- [EXERCISE TASK]
Wherever a line below holds the word "Temporada", copy that line.

- - - - - - -

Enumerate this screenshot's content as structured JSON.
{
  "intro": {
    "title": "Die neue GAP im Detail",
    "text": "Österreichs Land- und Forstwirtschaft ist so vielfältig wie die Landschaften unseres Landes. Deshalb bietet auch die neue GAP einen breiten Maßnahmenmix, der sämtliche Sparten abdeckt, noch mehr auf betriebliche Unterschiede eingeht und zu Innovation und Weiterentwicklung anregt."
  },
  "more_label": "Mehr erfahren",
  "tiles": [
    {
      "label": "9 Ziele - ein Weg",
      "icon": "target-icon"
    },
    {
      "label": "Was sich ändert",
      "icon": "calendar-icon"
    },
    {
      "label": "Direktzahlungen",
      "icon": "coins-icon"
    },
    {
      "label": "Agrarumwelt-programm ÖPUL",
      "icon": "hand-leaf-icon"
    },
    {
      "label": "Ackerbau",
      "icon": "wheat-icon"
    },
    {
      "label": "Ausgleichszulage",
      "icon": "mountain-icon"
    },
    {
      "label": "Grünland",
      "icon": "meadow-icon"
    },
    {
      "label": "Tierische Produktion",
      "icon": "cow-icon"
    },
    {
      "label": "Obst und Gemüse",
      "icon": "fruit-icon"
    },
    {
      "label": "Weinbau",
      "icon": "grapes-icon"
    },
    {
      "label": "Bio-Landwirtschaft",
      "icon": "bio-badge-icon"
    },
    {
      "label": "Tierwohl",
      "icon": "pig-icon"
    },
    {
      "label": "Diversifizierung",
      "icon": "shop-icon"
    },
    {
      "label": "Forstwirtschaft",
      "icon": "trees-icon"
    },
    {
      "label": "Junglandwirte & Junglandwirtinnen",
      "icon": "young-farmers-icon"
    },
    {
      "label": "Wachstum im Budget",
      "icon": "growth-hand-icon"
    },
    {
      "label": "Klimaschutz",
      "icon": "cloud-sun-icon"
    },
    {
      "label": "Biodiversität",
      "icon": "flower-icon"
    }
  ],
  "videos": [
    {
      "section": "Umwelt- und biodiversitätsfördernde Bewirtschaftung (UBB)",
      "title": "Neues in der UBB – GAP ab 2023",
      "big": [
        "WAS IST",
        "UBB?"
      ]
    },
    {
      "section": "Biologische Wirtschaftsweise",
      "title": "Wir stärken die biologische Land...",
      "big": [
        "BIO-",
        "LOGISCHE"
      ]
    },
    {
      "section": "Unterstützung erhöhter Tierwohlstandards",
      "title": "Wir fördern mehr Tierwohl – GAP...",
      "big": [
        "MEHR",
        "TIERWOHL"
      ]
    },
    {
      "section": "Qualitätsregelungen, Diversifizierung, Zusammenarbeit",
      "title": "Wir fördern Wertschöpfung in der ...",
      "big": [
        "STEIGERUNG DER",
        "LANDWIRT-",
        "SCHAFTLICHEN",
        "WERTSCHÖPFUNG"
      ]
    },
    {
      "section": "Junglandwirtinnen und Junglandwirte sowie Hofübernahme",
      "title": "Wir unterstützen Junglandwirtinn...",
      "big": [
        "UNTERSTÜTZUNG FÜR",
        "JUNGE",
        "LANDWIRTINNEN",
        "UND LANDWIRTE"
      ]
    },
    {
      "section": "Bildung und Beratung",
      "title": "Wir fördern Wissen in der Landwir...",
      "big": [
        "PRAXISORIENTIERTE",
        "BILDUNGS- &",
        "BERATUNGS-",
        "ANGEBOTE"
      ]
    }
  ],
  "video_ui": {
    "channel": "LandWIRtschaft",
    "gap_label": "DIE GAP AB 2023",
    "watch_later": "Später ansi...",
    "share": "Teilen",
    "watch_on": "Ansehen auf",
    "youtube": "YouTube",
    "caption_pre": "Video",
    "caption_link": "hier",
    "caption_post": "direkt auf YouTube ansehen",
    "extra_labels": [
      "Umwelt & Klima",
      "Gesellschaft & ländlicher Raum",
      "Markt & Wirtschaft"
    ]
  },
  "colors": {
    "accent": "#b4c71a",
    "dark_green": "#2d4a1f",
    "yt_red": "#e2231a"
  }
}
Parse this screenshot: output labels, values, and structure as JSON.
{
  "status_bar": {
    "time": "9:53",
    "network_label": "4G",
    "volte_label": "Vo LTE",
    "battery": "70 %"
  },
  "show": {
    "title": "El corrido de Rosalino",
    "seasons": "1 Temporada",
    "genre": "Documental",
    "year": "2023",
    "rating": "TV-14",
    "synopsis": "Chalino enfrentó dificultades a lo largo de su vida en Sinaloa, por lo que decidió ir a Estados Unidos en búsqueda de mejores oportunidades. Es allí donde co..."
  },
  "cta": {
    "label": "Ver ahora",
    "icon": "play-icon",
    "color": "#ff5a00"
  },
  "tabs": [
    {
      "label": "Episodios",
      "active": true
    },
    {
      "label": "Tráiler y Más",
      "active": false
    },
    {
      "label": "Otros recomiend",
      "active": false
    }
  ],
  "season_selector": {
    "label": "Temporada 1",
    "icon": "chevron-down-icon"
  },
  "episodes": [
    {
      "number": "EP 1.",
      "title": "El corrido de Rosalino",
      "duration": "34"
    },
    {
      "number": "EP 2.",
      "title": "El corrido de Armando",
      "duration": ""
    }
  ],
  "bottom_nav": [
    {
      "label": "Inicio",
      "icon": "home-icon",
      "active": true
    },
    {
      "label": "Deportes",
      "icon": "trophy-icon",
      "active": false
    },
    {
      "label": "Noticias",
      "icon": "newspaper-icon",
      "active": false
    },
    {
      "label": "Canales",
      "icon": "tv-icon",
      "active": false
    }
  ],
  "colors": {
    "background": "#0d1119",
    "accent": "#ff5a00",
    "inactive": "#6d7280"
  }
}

- - - - - - -

- [RESPONSE FOR THIS EXERCISE]
    "seasons": "1 Temporada",
    "label": "Temporada 1",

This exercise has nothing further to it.